- _WHAT IS EXPECTED_: Your task is to reproduce the material exactly.

* BEGIN STORED ROWS *

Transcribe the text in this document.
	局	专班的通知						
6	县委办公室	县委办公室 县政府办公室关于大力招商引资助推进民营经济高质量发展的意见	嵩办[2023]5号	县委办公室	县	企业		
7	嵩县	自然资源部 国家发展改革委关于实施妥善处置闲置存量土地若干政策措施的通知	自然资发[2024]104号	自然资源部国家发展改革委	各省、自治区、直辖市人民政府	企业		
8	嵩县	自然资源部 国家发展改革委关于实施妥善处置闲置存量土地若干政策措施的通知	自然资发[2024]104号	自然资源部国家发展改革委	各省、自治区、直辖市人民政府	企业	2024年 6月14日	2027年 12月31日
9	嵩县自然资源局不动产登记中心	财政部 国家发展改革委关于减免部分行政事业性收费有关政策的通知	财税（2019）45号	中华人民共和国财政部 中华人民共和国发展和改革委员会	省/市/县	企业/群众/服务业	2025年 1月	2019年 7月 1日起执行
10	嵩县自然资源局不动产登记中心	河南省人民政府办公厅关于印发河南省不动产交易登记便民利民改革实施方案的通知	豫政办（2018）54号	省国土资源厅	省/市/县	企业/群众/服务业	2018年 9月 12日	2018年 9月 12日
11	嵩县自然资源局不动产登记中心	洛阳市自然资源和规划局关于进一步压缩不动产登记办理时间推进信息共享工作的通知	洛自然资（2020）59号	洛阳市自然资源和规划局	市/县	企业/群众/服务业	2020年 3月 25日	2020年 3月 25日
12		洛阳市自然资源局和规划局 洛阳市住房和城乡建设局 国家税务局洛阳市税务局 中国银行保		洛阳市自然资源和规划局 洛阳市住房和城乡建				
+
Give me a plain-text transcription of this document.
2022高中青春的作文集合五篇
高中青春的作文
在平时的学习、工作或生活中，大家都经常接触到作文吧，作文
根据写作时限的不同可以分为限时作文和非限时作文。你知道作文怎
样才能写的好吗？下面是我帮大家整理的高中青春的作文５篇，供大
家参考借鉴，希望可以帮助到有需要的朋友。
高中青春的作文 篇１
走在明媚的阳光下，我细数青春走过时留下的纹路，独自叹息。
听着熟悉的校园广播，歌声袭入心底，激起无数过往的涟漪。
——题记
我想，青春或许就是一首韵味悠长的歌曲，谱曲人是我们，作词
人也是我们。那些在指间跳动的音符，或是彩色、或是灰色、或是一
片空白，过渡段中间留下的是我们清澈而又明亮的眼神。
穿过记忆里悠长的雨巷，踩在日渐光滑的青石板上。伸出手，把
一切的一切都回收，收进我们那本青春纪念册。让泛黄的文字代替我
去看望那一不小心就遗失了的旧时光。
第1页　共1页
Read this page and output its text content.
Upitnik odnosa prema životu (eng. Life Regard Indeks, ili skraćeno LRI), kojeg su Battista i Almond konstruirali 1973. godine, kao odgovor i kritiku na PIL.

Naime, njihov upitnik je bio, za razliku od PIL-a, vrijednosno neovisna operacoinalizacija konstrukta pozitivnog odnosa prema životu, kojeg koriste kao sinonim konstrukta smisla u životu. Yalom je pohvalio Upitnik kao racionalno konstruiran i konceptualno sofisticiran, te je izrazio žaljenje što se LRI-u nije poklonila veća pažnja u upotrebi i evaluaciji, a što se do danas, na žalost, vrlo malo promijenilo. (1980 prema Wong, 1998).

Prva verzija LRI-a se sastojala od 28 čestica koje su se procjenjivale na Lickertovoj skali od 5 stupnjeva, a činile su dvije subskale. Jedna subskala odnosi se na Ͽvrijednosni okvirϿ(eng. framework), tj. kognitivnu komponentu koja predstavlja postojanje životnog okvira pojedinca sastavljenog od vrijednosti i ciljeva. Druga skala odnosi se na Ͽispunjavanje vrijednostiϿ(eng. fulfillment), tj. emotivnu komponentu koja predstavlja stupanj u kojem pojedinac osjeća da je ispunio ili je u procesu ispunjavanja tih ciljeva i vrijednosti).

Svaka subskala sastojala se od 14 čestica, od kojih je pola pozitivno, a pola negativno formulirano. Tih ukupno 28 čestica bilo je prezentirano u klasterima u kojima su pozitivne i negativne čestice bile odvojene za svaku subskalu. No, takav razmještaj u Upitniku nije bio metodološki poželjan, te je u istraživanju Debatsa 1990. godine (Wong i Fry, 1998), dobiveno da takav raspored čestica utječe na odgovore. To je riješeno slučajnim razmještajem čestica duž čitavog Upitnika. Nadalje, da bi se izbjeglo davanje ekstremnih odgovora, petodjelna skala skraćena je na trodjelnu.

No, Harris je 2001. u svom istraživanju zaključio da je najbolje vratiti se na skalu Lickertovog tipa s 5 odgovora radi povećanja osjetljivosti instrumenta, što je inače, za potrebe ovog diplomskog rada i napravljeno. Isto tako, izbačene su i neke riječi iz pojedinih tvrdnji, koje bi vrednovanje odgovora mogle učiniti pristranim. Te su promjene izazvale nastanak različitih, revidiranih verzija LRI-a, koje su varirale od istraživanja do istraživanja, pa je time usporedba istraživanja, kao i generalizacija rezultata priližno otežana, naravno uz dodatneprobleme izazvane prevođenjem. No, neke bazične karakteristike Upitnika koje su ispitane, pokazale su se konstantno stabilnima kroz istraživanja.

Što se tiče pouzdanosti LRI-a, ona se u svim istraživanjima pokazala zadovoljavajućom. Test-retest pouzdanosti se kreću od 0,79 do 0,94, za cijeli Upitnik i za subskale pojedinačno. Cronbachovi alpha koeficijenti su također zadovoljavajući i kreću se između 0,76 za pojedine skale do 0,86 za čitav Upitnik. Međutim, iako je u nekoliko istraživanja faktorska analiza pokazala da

* END STORED ROWS *

- _FULL RESPONSE_:
Transcribe the text in this document.
	局	专班的通知						
6	县委办公室	县委办公室 县政府办公室关于大力招商引资助推进民营经济高质量发展的意见	嵩办[2023]5号	县委办公室	县	企业		
7	嵩县	自然资源部 国家发展改革委关于实施妥善处置闲置存量土地若干政策措施的通知	自然资发[2024]104号	自然资源部国家发展改革委	各省、自治区、直辖市人民政府	企业		
8	嵩县	自然资源部 国家发展改革委关于实施妥善处置闲置存量土地若干政策措施的通知	自然资发[2024]104号	自然资源部国家发展改革委	各省、自治区、直辖市人民政府	企业	2024年 6月14日	2027年 12月31日
9	嵩县自然资源局不动产登记中心	财政部 国家发展改革委关于减免部分行政事业性收费有关政策的通知	财税（2019）45号	中华人民共和国财政部 中华人民共和国发展和改革委员会	省/市/县	企业/群众/服务业	2025年 1月	2019年 7月 1日起执行
10	嵩县自然资源局不动产登记中心	河南省人民政府办公厅关于印发河南省不动产交易登记便民利民改革实施方案的通知	豫政办（2018）54号	省国土资源厅	省/市/县	企业/群众/服务业	2018年 9月 12日	2018年 9月 12日
11	嵩县自然资源局不动产登记中心	洛阳市自然资源和规划局关于进一步压缩不动产登记办理时间推进信息共享工作的通知	洛自然资（2020）59号	洛阳市自然资源和规划局	市/县	企业/群众/服务业	2020年 3月 25日	2020年 3月 25日
12		洛阳市自然资源局和规划局 洛阳市住房和城乡建设局 国家税务局洛阳市税务局 中国银行保		洛阳市自然资源和规划局 洛阳市住房和城乡建				
+
Give me a plain-text transcription of this document.
2022高中青春的作文集合五篇
高中青春的作文
在平时的学习、工作或生活中，大家都经常接触到作文吧，作文
根据写作时限的不同可以分为限时作文和非限时作文。你知道作文怎
样才能写的好吗？下面是我帮大家整理的高中青春的作文５篇，供大
家参考借鉴，希望可以帮助到有需要的朋友。
高中青春的作文 篇１
走在明媚的阳光下，我细数青春走过时留下的纹路，独自叹息。
听着熟悉的校园广播，歌声袭入心底，激起无数过往的涟漪。
——题记
我想，青春或许就是一首韵味悠长的歌曲，谱曲人是我们，作词
人也是我们。那些在指间跳动的音符，或是彩色、或是灰色、或是一
片空白，过渡段中间留下的是我们清澈而又明亮的眼神。
穿过记忆里悠长的雨巷，踩在日渐光滑的青石板上。伸出手，把
一切的一切都回收，收进我们那本青春纪念册。让泛黄的文字代替我
去看望那一不小心就遗失了的旧时光。
第1页　共1页
Read this page and output its text content.
Upitnik odnosa prema životu (eng. Life Regard Indeks, ili skraćeno LRI), kojeg su Battista i Almond konstruirali 1973. godine, kao odgovor i kritiku na PIL.

Naime, njihov upitnik je bio, za razliku od PIL-a, vrijednosno neovisna operacoinalizacija konstrukta pozitivnog odnosa prema životu, kojeg koriste kao sinonim konstrukta smisla u životu. Yalom je pohvalio Upitnik kao racionalno konstruiran i konceptualno sofisticiran, te je izrazio žaljenje što se LRI-u nije poklonila veća pažnja u upotrebi i evaluaciji, a što se do danas, na žalost, vrlo malo promijenilo. (1980 prema Wong, 1998).

Prva verzija LRI-a se sastojala od 28 čestica koje su se procjenjivale na Lickertovoj skali od 5 stupnjeva, a činile su dvije subskale. Jedna subskala odnosi se na Ͽvrijednosni okvirϿ(eng. framework), tj. kognitivnu komponentu koja predstavlja postojanje životnog okvira pojedinca sastavljenog od vrijednosti i ciljeva. Druga skala odnosi se na Ͽispunjavanje vrijednostiϿ(eng. fulfillment), tj. emotivnu komponentu koja predstavlja stupanj u kojem pojedinac osjeća da je ispunio ili je u procesu ispunjavanja tih ciljeva i vrijednosti).

Svaka subskala sastojala se od 14 čestica, od kojih je pola pozitivno, a pola negativno formulirano. Tih ukupno 28 čestica bilo je prezentirano u klasterima u kojima su pozitivne i negativne čestice bile odvojene za svaku subskalu. No, takav razmještaj u Upitniku nije bio metodološki poželjan, te je u istraživanju Debatsa 1990. godine (Wong i Fry, 1998), dobiveno da takav raspored čestica utječe na odgovore. To je riješeno slučajnim razmještajem čestica duž čitavog Upitnika. Nadalje, da bi se izbjeglo davanje ekstremnih odgovora, petodjelna skala skraćena je na trodjelnu.

No, Harris je 2001. u svom istraživanju zaključio da je najbolje vratiti se na skalu Lickertovog tipa s 5 odgovora radi povećanja osjetljivosti instrumenta, što je inače, za potrebe ovog diplomskog rada i napravljeno. Isto tako, izbačene su i neke riječi iz pojedinih tvrdnji, koje bi vrednovanje odgovora mogle učiniti pristranim. Te su promjene izazvale nastanak različitih, revidiranih verzija LRI-a, koje su varirale od istraživanja do istraživanja, pa je time usporedba istraživanja, kao i generalizacija rezultata priližno otežana, naravno uz dodatneprobleme izazvane prevođenjem. No, neke bazične karakteristike Upitnika koje su ispitane, pokazale su se konstantno stabilnima kroz istraživanja.

Što se tiče pouzdanosti LRI-a, ona se u svim istraživanjima pokazala zadovoljavajućom. Test-retest pouzdanosti se kreću od 0,79 do 0,94, za cijeli Upitnik i za subskale pojedinačno. Cronbachovi alpha koeficijenti su također zadovoljavajući i kreću se između 0,76 za pojedine skale do 0,86 za čitav Upitnik. Međutim, iako je u nekoliko istraživanja faktorska analiza pokazala da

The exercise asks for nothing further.